Figure dataset records:
## START

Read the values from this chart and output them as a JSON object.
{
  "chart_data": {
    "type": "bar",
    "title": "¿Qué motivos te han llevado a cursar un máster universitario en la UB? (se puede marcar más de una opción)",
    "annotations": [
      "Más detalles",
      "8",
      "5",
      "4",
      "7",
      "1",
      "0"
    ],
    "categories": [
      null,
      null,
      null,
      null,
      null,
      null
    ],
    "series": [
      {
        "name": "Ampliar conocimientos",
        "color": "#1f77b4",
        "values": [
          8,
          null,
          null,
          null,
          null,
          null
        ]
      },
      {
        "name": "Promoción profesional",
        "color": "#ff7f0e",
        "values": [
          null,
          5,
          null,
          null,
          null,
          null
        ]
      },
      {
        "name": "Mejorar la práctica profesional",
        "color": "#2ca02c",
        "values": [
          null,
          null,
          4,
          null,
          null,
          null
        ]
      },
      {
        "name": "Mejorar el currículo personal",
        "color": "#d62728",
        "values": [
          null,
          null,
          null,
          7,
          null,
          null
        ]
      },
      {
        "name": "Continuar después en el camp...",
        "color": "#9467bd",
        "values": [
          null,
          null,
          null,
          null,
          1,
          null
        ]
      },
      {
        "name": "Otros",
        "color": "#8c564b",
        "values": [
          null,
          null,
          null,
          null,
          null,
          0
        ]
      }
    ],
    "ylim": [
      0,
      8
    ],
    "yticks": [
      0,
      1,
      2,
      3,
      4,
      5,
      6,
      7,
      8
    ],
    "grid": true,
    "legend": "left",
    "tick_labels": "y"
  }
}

## END
## START

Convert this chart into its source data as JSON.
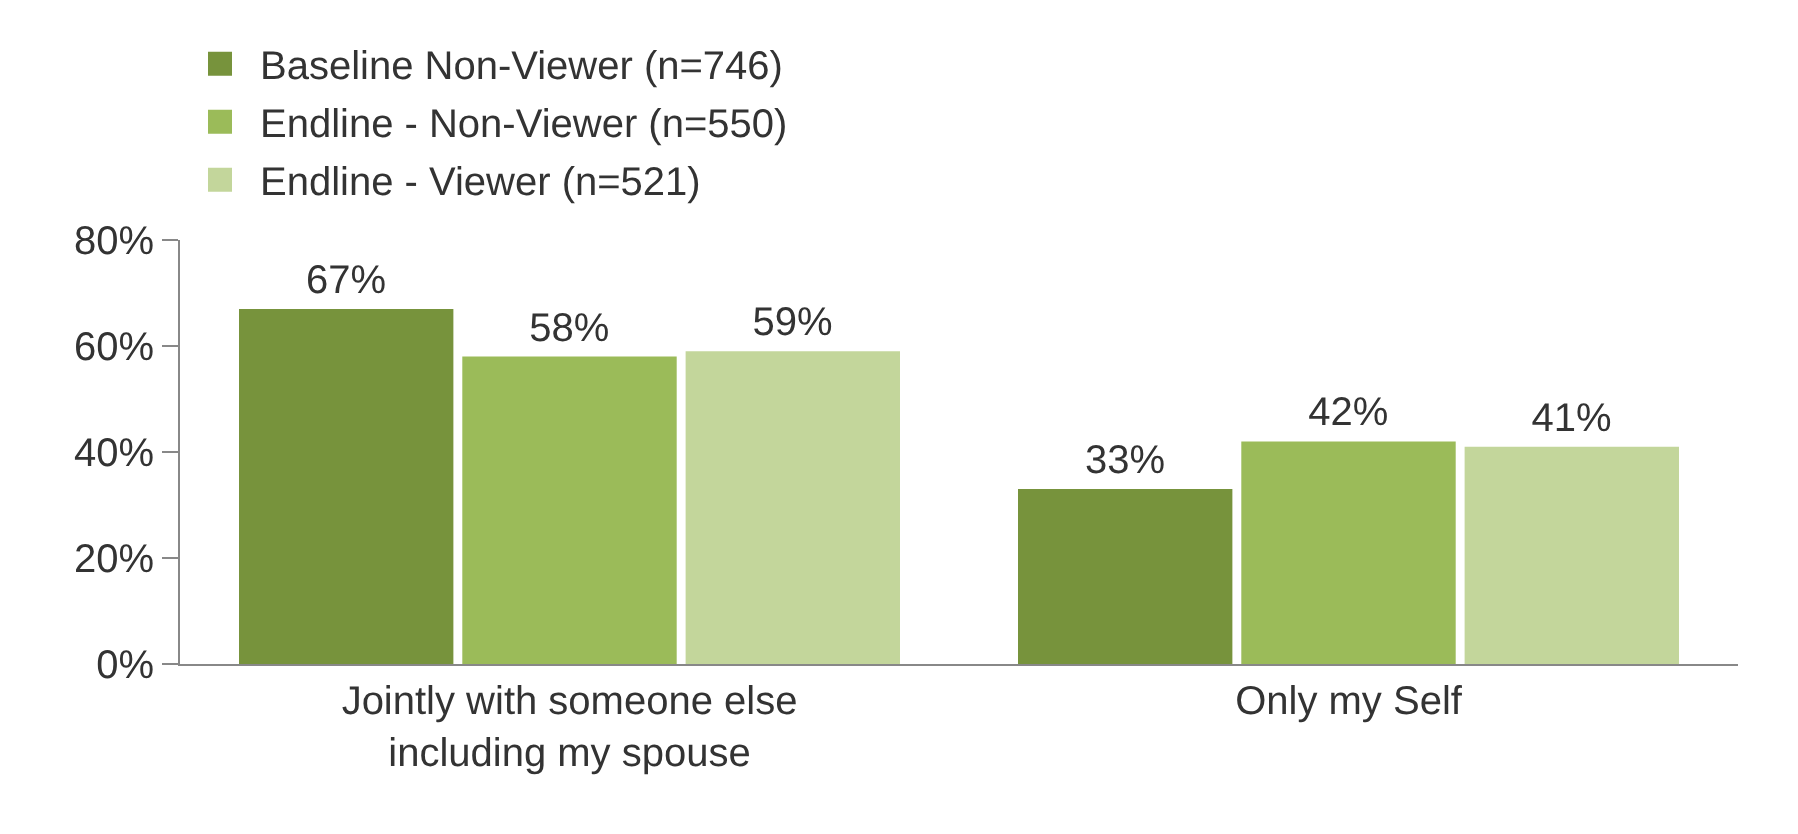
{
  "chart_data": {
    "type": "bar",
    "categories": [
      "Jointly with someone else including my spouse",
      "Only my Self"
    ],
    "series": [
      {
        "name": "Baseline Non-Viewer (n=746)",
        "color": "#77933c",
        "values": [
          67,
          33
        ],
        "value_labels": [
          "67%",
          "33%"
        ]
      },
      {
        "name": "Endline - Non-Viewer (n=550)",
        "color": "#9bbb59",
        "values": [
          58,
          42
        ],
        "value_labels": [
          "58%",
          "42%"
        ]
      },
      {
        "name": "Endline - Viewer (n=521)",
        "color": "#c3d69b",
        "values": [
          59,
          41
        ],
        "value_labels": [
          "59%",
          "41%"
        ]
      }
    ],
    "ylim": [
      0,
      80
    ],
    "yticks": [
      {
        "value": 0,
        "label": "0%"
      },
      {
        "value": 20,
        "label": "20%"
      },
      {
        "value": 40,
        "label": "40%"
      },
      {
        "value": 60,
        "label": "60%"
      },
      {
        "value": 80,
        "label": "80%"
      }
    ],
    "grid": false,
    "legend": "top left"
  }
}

## END
## START

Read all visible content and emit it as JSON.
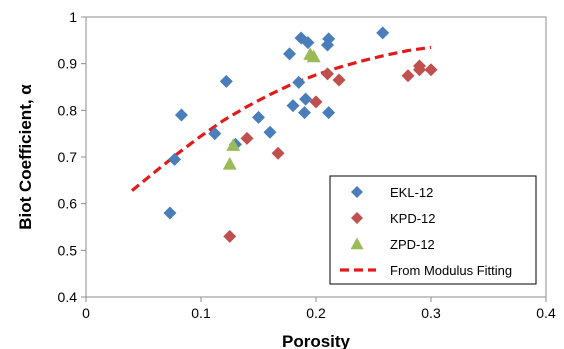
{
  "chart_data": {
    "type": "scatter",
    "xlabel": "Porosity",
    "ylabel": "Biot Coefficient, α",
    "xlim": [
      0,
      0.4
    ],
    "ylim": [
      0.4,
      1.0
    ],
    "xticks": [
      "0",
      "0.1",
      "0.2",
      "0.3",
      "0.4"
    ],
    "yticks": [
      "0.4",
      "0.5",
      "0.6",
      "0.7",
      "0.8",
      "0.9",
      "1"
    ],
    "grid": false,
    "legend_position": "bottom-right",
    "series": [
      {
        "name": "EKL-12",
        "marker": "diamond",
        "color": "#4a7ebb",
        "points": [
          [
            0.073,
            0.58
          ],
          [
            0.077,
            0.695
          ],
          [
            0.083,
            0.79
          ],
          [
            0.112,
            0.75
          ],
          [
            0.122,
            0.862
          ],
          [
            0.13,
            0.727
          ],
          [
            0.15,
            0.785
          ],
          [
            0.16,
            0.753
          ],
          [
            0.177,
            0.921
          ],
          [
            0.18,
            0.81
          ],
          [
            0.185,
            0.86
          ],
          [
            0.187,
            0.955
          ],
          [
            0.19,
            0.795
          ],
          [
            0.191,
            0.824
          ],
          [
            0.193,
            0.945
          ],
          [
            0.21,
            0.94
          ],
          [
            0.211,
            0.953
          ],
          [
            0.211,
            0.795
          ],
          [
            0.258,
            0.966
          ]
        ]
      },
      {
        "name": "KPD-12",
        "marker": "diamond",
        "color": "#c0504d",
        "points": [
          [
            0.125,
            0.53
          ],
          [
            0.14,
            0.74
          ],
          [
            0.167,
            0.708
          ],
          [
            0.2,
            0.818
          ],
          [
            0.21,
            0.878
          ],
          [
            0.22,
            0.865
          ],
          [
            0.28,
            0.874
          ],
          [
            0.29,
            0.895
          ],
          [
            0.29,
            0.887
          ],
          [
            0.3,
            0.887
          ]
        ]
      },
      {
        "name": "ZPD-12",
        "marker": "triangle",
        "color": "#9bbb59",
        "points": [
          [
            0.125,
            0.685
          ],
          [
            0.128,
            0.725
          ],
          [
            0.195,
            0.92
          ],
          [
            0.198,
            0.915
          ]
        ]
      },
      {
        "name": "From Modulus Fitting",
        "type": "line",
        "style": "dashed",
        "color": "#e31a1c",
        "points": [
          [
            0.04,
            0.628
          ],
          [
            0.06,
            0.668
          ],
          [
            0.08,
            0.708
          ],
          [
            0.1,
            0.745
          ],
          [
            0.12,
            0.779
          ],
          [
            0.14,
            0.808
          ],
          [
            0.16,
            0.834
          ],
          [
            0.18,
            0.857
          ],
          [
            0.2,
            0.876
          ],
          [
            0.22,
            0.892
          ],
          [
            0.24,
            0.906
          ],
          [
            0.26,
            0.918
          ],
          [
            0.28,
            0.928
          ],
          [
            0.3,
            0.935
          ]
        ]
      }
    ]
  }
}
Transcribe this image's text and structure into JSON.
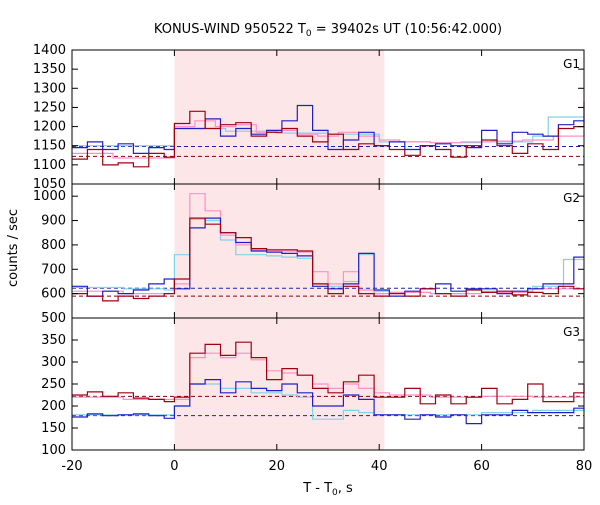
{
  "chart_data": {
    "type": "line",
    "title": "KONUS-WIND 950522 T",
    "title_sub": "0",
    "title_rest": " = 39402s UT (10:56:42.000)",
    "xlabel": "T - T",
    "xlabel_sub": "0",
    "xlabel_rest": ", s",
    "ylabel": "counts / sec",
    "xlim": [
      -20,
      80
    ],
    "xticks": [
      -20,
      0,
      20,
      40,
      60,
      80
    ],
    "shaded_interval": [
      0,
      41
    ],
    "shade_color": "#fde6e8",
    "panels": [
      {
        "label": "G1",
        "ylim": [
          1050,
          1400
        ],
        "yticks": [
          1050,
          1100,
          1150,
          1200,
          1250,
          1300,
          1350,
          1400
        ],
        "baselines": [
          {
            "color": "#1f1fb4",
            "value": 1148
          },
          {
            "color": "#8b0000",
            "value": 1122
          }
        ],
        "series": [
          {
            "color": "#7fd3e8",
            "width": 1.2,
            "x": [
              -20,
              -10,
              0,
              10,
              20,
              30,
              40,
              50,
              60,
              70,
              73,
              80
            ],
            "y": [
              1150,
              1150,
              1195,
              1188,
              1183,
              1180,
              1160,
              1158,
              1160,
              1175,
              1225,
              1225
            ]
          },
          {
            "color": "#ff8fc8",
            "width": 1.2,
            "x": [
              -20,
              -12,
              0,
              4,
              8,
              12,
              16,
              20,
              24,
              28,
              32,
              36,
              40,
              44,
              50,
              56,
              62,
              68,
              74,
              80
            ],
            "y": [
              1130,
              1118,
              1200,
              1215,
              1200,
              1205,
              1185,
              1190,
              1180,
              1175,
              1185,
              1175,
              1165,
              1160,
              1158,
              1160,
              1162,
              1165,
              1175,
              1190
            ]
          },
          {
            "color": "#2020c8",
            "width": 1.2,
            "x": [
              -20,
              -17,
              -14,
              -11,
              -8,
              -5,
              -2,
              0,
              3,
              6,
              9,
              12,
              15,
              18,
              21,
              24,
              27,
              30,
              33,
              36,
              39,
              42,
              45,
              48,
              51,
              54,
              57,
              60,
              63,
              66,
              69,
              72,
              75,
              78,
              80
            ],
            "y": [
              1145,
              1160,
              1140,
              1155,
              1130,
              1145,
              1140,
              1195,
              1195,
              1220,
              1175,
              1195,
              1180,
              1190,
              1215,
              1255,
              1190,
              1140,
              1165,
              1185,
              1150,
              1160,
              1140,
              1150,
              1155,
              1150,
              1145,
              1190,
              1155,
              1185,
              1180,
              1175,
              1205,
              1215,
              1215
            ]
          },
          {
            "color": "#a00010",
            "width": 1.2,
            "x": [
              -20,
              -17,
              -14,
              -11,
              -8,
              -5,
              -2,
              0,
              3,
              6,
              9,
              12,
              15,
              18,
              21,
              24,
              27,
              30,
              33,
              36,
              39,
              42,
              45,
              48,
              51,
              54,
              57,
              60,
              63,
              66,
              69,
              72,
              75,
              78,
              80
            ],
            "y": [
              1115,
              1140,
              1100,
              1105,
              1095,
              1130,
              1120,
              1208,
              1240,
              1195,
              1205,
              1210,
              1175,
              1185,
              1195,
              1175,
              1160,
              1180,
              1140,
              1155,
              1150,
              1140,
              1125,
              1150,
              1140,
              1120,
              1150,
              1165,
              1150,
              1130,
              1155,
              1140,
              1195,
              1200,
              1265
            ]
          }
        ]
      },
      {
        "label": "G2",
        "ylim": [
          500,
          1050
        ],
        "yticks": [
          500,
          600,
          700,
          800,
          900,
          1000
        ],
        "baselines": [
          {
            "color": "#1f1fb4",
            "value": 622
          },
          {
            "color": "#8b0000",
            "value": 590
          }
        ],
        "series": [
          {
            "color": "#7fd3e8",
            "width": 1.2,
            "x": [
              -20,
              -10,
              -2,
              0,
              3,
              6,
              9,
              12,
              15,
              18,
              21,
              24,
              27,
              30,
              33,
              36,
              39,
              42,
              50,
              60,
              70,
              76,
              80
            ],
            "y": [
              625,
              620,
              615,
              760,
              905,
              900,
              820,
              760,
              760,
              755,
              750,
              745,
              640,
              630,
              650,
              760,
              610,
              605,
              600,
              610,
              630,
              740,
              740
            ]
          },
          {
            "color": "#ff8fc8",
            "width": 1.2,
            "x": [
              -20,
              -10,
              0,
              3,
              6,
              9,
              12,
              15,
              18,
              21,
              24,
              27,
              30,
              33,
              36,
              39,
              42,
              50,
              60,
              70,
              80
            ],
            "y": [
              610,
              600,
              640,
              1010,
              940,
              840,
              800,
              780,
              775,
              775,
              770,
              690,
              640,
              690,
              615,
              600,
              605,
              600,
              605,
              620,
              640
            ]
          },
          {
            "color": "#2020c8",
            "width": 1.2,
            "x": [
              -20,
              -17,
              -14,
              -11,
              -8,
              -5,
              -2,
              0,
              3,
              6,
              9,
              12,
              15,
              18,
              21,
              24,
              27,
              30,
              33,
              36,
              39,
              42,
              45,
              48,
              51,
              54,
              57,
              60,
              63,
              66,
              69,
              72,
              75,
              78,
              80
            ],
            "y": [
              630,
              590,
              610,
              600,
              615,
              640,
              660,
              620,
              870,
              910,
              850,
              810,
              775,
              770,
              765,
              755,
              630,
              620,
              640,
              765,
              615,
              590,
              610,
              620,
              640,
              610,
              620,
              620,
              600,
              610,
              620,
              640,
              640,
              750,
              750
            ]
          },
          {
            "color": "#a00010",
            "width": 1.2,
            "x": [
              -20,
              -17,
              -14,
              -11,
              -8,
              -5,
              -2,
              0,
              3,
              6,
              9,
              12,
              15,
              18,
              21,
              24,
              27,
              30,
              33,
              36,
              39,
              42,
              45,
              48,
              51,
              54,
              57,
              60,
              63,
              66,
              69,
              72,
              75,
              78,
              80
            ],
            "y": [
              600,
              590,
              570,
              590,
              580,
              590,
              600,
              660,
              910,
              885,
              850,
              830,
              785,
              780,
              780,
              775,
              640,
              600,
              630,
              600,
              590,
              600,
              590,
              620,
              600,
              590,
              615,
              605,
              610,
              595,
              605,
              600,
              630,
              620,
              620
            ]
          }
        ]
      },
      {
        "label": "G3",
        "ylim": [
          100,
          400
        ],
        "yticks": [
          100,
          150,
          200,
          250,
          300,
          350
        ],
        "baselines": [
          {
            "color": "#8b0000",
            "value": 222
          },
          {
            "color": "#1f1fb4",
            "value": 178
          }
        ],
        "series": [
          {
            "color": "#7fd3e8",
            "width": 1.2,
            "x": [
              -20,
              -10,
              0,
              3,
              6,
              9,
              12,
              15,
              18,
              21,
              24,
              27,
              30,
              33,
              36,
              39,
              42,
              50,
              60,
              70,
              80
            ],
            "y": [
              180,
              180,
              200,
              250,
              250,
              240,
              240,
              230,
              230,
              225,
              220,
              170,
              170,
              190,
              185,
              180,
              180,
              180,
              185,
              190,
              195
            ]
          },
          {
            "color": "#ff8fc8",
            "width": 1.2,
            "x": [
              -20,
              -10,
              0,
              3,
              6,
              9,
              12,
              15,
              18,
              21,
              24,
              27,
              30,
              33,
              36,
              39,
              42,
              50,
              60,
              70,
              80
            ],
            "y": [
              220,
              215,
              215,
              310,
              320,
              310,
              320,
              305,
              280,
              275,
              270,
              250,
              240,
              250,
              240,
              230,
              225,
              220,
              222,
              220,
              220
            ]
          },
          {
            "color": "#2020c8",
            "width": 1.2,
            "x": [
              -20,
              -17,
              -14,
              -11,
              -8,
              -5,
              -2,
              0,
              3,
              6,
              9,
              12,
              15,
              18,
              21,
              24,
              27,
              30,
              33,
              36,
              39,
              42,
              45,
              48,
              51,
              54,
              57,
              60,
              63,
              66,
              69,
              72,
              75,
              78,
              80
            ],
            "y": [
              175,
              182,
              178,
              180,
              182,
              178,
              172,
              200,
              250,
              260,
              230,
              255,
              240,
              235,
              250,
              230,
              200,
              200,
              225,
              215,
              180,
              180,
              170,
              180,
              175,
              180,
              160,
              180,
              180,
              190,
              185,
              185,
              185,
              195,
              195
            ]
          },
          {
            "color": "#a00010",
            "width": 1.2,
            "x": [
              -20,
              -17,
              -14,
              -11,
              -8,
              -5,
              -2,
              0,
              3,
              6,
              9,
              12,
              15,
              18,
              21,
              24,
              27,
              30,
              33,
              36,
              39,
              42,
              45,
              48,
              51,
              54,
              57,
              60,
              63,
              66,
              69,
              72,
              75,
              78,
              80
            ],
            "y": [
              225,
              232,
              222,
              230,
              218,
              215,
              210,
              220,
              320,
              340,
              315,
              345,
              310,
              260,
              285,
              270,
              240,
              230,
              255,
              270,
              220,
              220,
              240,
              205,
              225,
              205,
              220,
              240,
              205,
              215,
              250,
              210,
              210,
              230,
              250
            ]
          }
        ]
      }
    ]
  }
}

## END

- **DIRECTIONS FOR THIS TASK**
Look through the entries and return every line where "type" appears.

- **THE REPLY**
    "type": "bar",
    "type": "bar",
    "type": "scatter",
        "type": "line",
    "type": "line",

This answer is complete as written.